_RECORDS:_
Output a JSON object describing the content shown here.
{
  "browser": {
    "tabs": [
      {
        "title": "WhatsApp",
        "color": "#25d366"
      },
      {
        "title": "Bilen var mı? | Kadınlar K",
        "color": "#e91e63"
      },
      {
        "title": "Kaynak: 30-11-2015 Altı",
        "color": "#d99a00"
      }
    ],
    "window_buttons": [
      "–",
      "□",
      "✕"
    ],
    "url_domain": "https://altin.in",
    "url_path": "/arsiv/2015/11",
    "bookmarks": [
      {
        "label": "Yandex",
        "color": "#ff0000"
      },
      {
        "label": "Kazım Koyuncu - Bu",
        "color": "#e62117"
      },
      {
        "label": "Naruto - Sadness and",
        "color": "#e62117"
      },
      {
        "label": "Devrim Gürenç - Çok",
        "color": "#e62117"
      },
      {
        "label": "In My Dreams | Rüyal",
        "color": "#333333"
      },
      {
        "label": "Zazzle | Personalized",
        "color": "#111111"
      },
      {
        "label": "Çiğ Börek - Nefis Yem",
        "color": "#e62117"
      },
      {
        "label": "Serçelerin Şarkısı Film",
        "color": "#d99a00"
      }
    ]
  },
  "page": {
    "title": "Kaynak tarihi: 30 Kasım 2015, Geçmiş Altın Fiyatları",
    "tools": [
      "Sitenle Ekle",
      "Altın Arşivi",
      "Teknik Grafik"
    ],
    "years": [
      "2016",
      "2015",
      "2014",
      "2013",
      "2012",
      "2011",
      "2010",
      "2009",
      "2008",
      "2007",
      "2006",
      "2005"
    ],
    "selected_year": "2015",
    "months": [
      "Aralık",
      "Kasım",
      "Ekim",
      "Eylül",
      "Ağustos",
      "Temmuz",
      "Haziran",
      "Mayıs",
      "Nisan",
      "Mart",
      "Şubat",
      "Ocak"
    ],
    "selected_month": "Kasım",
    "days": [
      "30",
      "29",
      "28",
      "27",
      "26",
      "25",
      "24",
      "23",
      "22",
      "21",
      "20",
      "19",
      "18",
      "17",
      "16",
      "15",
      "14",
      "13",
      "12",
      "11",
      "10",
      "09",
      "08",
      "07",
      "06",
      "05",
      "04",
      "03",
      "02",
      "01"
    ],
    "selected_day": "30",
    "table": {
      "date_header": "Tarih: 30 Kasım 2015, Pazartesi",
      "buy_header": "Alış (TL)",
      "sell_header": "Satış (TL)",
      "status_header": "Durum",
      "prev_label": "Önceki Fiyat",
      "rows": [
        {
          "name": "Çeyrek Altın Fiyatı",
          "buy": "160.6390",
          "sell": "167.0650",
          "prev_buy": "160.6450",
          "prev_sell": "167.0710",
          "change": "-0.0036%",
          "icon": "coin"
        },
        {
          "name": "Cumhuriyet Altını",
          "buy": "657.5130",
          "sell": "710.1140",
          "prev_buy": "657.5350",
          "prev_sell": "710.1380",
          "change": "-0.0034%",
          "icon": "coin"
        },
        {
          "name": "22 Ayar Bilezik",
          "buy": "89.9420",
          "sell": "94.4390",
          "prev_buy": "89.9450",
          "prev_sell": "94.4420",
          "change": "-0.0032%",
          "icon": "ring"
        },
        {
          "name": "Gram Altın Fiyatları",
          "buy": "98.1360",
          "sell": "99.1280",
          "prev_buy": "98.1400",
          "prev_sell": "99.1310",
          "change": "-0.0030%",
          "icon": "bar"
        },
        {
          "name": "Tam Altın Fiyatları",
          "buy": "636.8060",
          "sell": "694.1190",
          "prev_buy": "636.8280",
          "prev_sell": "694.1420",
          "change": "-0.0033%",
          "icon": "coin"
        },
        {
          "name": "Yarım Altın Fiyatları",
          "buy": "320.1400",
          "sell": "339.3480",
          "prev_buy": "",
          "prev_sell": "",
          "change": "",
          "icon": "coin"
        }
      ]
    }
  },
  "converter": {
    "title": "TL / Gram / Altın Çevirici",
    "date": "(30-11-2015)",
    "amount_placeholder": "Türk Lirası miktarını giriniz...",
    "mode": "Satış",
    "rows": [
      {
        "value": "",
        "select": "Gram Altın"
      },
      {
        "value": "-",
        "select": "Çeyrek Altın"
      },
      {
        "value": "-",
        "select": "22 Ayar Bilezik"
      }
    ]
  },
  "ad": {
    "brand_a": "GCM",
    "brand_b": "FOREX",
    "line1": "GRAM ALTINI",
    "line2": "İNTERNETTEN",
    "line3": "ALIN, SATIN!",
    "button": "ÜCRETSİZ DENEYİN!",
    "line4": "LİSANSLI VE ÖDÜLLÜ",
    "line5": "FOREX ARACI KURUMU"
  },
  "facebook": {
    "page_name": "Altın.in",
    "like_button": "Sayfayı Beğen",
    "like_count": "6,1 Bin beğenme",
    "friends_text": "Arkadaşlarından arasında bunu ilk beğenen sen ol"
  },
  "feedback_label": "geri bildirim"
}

_WHAT IS NEEDED:_ Pull every line containing the word "Kasım" out of the material and copy it.

_EXERCISE RESULT:_
    "title": "Kaynak tarihi: 30 Kasım 2015, Geçmiş Altın Fiyatları",
      "Kasım",
    "selected_month": "Kasım",
      "date_header": "Tarih: 30 Kasım 2015, Pazartesi",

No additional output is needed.